• The exercise:
Transcribe the data that follows precisely, omitting nothing.

[Saved entries]
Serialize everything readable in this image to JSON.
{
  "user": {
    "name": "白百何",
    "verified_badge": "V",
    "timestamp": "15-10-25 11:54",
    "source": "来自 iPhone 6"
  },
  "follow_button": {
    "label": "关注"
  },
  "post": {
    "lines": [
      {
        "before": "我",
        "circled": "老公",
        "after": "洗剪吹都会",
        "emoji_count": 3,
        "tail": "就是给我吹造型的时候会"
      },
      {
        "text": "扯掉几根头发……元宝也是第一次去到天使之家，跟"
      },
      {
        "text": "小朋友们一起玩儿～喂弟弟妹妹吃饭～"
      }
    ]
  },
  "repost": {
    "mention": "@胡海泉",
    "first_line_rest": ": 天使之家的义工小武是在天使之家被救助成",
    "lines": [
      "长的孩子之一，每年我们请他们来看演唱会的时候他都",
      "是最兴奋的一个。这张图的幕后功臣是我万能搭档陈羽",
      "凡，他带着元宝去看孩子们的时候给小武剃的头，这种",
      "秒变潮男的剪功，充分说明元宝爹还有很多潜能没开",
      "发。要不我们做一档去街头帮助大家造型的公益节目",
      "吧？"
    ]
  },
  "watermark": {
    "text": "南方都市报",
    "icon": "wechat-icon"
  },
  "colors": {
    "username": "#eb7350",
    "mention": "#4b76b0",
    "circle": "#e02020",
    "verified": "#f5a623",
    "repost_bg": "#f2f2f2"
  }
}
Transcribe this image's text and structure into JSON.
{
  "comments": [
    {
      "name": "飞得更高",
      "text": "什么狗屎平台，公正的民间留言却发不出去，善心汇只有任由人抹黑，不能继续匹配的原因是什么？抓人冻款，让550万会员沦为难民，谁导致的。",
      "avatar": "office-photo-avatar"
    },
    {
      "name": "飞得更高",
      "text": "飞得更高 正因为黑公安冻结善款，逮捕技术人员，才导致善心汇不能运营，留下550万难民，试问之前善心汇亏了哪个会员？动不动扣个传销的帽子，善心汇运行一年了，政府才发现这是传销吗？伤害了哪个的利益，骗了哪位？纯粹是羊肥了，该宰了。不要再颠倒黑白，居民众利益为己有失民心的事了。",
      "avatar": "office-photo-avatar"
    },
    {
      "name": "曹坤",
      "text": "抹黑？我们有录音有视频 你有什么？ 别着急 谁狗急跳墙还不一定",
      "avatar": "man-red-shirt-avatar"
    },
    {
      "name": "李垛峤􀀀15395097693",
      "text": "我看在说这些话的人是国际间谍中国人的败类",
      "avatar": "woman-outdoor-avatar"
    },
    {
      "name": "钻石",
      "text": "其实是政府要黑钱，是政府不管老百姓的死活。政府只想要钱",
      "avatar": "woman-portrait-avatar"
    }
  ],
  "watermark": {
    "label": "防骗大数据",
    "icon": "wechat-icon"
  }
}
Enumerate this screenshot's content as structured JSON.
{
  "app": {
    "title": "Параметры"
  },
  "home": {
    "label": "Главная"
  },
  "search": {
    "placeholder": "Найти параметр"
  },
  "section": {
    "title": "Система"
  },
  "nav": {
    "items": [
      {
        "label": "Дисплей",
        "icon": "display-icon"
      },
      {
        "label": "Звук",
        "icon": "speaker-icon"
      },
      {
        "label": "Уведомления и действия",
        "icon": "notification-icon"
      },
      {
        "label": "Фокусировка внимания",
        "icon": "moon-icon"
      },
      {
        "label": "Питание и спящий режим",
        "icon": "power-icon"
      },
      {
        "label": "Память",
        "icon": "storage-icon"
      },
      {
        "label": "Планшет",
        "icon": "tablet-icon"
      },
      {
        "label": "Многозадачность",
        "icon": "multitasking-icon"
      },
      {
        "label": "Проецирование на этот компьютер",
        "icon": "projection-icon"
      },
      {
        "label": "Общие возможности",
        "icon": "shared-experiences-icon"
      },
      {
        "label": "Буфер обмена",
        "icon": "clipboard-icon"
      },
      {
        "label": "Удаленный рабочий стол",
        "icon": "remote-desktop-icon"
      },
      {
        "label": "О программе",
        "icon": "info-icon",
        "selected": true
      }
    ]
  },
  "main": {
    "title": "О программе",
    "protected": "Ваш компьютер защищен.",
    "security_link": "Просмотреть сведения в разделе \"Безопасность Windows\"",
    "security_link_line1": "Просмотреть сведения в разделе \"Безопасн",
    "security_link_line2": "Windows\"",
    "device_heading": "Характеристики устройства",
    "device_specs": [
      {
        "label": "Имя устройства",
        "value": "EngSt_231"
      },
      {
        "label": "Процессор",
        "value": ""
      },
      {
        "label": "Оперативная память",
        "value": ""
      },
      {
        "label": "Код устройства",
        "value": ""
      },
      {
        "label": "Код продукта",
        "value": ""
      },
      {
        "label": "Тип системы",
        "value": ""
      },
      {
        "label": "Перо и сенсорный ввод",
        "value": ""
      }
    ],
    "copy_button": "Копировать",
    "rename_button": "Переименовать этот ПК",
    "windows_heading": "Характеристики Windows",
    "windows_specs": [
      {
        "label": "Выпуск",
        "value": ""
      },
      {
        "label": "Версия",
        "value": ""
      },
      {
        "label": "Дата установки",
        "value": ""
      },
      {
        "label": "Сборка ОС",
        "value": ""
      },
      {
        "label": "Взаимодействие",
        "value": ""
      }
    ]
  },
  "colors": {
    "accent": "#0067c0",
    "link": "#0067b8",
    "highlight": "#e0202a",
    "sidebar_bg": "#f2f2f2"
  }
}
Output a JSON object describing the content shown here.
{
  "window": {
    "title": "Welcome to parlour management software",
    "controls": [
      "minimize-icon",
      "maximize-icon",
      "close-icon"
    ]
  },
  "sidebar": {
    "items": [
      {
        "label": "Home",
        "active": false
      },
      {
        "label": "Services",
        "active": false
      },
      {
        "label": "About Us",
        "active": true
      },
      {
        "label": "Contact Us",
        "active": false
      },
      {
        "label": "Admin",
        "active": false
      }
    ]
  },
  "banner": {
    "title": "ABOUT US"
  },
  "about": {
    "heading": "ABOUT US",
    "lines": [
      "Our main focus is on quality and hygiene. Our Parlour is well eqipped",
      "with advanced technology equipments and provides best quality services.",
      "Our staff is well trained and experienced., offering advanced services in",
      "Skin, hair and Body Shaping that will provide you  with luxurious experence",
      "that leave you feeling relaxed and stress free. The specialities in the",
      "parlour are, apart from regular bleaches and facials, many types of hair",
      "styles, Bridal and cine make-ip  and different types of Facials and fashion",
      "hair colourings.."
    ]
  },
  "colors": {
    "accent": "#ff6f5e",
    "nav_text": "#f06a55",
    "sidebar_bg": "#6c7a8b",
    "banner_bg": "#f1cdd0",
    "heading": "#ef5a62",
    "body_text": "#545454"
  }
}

• Final result:
Serialize everything readable in this image to JSON.
{
  "user": {
    "name": "白百何",
    "verified_badge": "V",
    "timestamp": "15-10-25 11:54",
    "source": "来自 iPhone 6"
  },
  "follow_button": {
    "label": "关注"
  },
  "post": {
    "lines": [
      {
        "before": "我",
        "circled": "老公",
        "after": "洗剪吹都会",
        "emoji_count": 3,
        "tail": "就是给我吹造型的时候会"
      },
      {
        "text": "扯掉几根头发……元宝也是第一次去到天使之家，跟"
      },
      {
        "text": "小朋友们一起玩儿～喂弟弟妹妹吃饭～"
      }
    ]
  },
  "repost": {
    "mention": "@胡海泉",
    "first_line_rest": ": 天使之家的义工小武是在天使之家被救助成",
    "lines": [
      "长的孩子之一，每年我们请他们来看演唱会的时候他都",
      "是最兴奋的一个。这张图的幕后功臣是我万能搭档陈羽",
      "凡，他带着元宝去看孩子们的时候给小武剃的头，这种",
      "秒变潮男的剪功，充分说明元宝爹还有很多潜能没开",
      "发。要不我们做一档去街头帮助大家造型的公益节目",
      "吧？"
    ]
  },
  "watermark": {
    "text": "南方都市报",
    "icon": "wechat-icon"
  },
  "colors": {
    "username": "#eb7350",
    "mention": "#4b76b0",
    "circle": "#e02020",
    "verified": "#f5a623",
    "repost_bg": "#f2f2f2"
  }
}
Transcribe this image's text and structure into JSON.
{
  "comments": [
    {
      "name": "飞得更高",
      "text": "什么狗屎平台，公正的民间留言却发不出去，善心汇只有任由人抹黑，不能继续匹配的原因是什么？抓人冻款，让550万会员沦为难民，谁导致的。",
      "avatar": "office-photo-avatar"
    },
    {
      "name": "飞得更高",
      "text": "飞得更高 正因为黑公安冻结善款，逮捕技术人员，才导致善心汇不能运营，留下550万难民，试问之前善心汇亏了哪个会员？动不动扣个传销的帽子，善心汇运行一年了，政府才发现这是传销吗？伤害了哪个的利益，骗了哪位？纯粹是羊肥了，该宰了。不要再颠倒黑白，居民众利益为己有失民心的事了。",
      "avatar": "office-photo-avatar"
    },
    {
      "name": "曹坤",
      "text": "抹黑？我们有录音有视频 你有什么？ 别着急 谁狗急跳墙还不一定",
      "avatar": "man-red-shirt-avatar"
    },
    {
      "name": "李垛峤􀀀15395097693",
      "text": "我看在说这些话的人是国际间谍中国人的败类",
      "avatar": "woman-outdoor-avatar"
    },
    {
      "name": "钻石",
      "text": "其实是政府要黑钱，是政府不管老百姓的死活。政府只想要钱",
      "avatar": "woman-portrait-avatar"
    }
  ],
  "watermark": {
    "label": "防骗大数据",
    "icon": "wechat-icon"
  }
}
Enumerate this screenshot's content as structured JSON.
{
  "app": {
    "title": "Параметры"
  },
  "home": {
    "label": "Главная"
  },
  "search": {
    "placeholder": "Найти параметр"
  },
  "section": {
    "title": "Система"
  },
  "nav": {
    "items": [
      {
        "label": "Дисплей",
        "icon": "display-icon"
      },
      {
        "label": "Звук",
        "icon": "speaker-icon"
      },
      {
        "label": "Уведомления и действия",
        "icon": "notification-icon"
      },
      {
        "label": "Фокусировка внимания",
        "icon": "moon-icon"
      },
      {
        "label": "Питание и спящий режим",
        "icon": "power-icon"
      },
      {
        "label": "Память",
        "icon": "storage-icon"
      },
      {
        "label": "Планшет",
        "icon": "tablet-icon"
      },
      {
        "label": "Многозадачность",
        "icon": "multitasking-icon"
      },
      {
        "label": "Проецирование на этот компьютер",
        "icon": "projection-icon"
      },
      {
        "label": "Общие возможности",
        "icon": "shared-experiences-icon"
      },
      {
        "label": "Буфер обмена",
        "icon": "clipboard-icon"
      },
      {
        "label": "Удаленный рабочий стол",
        "icon": "remote-desktop-icon"
      },
      {
        "label": "О программе",
        "icon": "info-icon",
        "selected": true
      }
    ]
  },
  "main": {
    "title": "О программе",
    "protected": "Ваш компьютер защищен.",
    "security_link": "Просмотреть сведения в разделе \"Безопасность Windows\"",
    "security_link_line1": "Просмотреть сведения в разделе \"Безопасн",
    "security_link_line2": "Windows\"",
    "device_heading": "Характеристики устройства",
    "device_specs": [
      {
        "label": "Имя устройства",
        "value": "EngSt_231"
      },
      {
        "label": "Процессор",
        "value": ""
      },
      {
        "label": "Оперативная память",
        "value": ""
      },
      {
        "label": "Код устройства",
        "value": ""
      },
      {
        "label": "Код продукта",
        "value": ""
      },
      {
        "label": "Тип системы",
        "value": ""
      },
      {
        "label": "Перо и сенсорный ввод",
        "value": ""
      }
    ],
    "copy_button": "Копировать",
    "rename_button": "Переименовать этот ПК",
    "windows_heading": "Характеристики Windows",
    "windows_specs": [
      {
        "label": "Выпуск",
        "value": ""
      },
      {
        "label": "Версия",
        "value": ""
      },
      {
        "label": "Дата установки",
        "value": ""
      },
      {
        "label": "Сборка ОС",
        "value": ""
      },
      {
        "label": "Взаимодействие",
        "value": ""
      }
    ]
  },
  "colors": {
    "accent": "#0067c0",
    "link": "#0067b8",
    "highlight": "#e0202a",
    "sidebar_bg": "#f2f2f2"
  }
}
Output a JSON object describing the content shown here.
{
  "window": {
    "title": "Welcome to parlour management software",
    "controls": [
      "minimize-icon",
      "maximize-icon",
      "close-icon"
    ]
  },
  "sidebar": {
    "items": [
      {
        "label": "Home",
        "active": false
      },
      {
        "label": "Services",
        "active": false
      },
      {
        "label": "About Us",
        "active": true
      },
      {
        "label": "Contact Us",
        "active": false
      },
      {
        "label": "Admin",
        "active": false
      }
    ]
  },
  "banner": {
    "title": "ABOUT US"
  },
  "about": {
    "heading": "ABOUT US",
    "lines": [
      "Our main focus is on quality and hygiene. Our Parlour is well eqipped",
      "with advanced technology equipments and provides best quality services.",
      "Our staff is well trained and experienced., offering advanced services in",
      "Skin, hair and Body Shaping that will provide you  with luxurious experence",
      "that leave you feeling relaxed and stress free. The specialities in the",
      "parlour are, apart from regular bleaches and facials, many types of hair",
      "styles, Bridal and cine make-ip  and different types of Facials and fashion",
      "hair colourings.."
    ]
  },
  "colors": {
    "accent": "#ff6f5e",
    "nav_text": "#f06a55",
    "sidebar_bg": "#6c7a8b",
    "banner_bg": "#f1cdd0",
    "heading": "#ef5a62",
    "body_text": "#545454"
  }
}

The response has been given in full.